▶ **WORK TO COMPLETE**:
#1 Answer these questions using the news article on the Nigerian president's state visit to South Africa:
(a) In which city and on what date did the news conference with the two presidents take place?
(b) At least how many people died in the anti-immigrant violence in South Africa the previous month?
(c) What did Nigeria do for its citizens in response to the violence?
#2 Repeat word for word the passage of the news article on the Nigerian president's state visit that runs from "Nigeria’s president described" up to and including "South African nationals.".

▶ **DOCUMENT EXCERPT**:
Nigeria's President Muhammadu Buhari shakes hands with his South African counterpart Cyril Ramaphosa during a news conference after a meeting, in Pretoria, South Africa, Oct. 3, 2019.
Nigeria's President Muhammadu Buhari shakes hands with his South African counterpart Cyril Ramaphosa during a news conference after a meeting, in Pretoria, South Africa, Oct. 3, 2019.

JOHANNESBURG - The leaders of Nigeria and South Africa have pledged to take “concrete measures” to stem future outbreaks of xenophobic violence, during a state visit to South Africa by Nigerian President Muhammadu Buhari.

Nigeria’s president described his Thursday meeting with his South African counterpart, Cyril Ramaphosa, as a tête-à-tête, a polite contrast to the anti-immigrant violence that swept South Africa last month, resulting in the deaths of at least 12 people, most of them South African nationals.

'Concrete measures'

The violence prompted Nigeria to repatriate hundreds of citizens, and for Buhari to declare, after a private meeting with Ramaphosa, that the two countries would do more to stop future outbreaks.

FILA bonfire is set outside Shoprite during a protest in Abuja, Nigeria, Sept. 4, 2019. S. African-owned businesses operating in Nigeria are being targeted in retaliation for xenophobic attacks carried out against Africans working in South Africa.

“We have decided to work and take concrete measures together to prevent every occurrence of such unacceptable incidents in the future,” he said.

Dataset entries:
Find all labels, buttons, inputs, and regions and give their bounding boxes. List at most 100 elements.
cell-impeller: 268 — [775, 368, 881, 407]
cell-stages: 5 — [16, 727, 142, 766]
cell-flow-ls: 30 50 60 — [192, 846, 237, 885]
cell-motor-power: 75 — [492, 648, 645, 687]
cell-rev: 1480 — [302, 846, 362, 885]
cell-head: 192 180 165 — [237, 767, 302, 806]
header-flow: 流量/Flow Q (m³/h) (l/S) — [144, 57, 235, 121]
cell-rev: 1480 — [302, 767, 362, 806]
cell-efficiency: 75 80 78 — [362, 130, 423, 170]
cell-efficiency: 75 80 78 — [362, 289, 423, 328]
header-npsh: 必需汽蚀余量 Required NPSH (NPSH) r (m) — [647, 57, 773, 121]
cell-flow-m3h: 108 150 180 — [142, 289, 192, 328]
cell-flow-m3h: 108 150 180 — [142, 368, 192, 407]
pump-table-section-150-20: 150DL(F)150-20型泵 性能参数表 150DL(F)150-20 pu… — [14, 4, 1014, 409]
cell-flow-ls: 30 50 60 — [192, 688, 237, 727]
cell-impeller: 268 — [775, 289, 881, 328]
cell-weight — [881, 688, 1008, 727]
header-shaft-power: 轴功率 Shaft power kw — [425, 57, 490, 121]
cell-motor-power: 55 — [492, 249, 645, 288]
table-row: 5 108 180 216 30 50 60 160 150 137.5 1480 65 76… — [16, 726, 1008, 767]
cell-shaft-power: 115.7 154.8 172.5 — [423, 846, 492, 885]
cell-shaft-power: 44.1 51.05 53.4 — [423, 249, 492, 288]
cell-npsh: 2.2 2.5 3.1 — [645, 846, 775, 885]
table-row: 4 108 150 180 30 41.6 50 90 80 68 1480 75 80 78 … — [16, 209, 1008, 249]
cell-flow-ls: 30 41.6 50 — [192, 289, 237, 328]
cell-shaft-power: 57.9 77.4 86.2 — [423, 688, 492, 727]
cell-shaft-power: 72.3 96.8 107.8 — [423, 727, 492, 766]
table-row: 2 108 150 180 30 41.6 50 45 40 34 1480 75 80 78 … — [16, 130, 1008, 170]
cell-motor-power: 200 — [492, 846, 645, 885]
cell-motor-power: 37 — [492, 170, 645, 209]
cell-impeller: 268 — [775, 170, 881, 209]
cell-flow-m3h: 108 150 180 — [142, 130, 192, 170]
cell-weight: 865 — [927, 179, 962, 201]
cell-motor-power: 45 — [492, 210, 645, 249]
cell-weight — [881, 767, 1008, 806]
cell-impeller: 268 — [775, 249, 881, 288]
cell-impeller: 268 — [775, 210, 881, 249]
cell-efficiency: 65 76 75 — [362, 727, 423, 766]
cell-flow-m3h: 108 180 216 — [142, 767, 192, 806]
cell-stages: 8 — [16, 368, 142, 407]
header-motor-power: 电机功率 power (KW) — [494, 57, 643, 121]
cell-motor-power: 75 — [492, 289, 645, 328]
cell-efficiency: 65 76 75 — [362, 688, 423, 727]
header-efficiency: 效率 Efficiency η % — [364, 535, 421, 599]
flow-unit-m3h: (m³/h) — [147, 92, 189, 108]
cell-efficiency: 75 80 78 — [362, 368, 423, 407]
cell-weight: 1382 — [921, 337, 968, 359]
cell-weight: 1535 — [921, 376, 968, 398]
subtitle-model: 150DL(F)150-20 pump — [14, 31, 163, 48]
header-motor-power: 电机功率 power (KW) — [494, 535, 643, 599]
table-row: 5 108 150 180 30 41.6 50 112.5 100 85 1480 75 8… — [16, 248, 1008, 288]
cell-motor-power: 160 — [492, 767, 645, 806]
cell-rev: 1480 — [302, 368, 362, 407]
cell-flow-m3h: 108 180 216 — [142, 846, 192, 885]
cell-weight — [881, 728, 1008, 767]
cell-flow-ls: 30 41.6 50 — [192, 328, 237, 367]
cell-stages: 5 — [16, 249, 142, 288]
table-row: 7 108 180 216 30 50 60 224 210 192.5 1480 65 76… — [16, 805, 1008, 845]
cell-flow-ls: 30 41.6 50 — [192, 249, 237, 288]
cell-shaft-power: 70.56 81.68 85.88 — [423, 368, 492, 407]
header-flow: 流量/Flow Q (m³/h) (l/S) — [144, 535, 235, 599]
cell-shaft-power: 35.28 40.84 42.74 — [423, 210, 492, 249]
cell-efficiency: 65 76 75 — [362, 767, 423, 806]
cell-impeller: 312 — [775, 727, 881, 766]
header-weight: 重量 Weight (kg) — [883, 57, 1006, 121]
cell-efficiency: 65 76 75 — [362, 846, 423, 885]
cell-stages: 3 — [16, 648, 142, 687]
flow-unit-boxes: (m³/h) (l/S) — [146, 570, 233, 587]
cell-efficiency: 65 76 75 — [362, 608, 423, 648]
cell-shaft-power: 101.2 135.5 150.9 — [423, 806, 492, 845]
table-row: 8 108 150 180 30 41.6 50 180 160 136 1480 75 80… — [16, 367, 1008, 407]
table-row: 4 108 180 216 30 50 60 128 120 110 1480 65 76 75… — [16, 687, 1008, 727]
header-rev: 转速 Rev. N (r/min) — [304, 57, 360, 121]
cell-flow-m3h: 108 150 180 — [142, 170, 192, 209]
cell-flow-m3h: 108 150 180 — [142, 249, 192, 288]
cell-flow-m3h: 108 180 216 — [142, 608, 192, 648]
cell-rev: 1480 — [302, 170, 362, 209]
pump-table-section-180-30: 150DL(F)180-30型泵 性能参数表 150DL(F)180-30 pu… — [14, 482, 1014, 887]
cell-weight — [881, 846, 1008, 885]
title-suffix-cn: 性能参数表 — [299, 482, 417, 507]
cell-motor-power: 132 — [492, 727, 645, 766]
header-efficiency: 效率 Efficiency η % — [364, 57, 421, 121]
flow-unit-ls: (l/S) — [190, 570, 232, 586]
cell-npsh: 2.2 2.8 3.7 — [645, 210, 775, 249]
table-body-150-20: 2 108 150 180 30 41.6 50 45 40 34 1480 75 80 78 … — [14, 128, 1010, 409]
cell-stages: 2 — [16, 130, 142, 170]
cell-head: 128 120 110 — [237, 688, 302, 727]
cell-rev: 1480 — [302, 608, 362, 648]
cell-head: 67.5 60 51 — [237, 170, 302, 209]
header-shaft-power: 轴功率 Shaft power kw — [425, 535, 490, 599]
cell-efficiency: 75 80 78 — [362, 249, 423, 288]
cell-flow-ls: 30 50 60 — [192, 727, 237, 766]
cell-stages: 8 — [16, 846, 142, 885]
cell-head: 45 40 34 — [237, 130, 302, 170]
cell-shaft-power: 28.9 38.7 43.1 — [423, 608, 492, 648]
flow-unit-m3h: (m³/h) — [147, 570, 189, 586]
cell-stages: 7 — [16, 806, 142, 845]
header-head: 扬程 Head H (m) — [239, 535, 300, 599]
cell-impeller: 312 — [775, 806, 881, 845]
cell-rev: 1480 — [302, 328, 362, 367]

▶ **RESULTS BY TASK**:
#1
(a) Pretoria, South Africa, on Oct. 3, 2019.
(b) At least 12 people, most of them South African nationals.
(c) It repatriated hundreds of its citizens.

#2
Nigeria’s president described his Thursday meeting with his South African counterpart, Cyril Ramaphosa, as a tête-à-tête, a polite contrast to the anti-immigrant violence that swept South Africa last month, resulting in the deaths of at least 12 people, most of them South African nationals.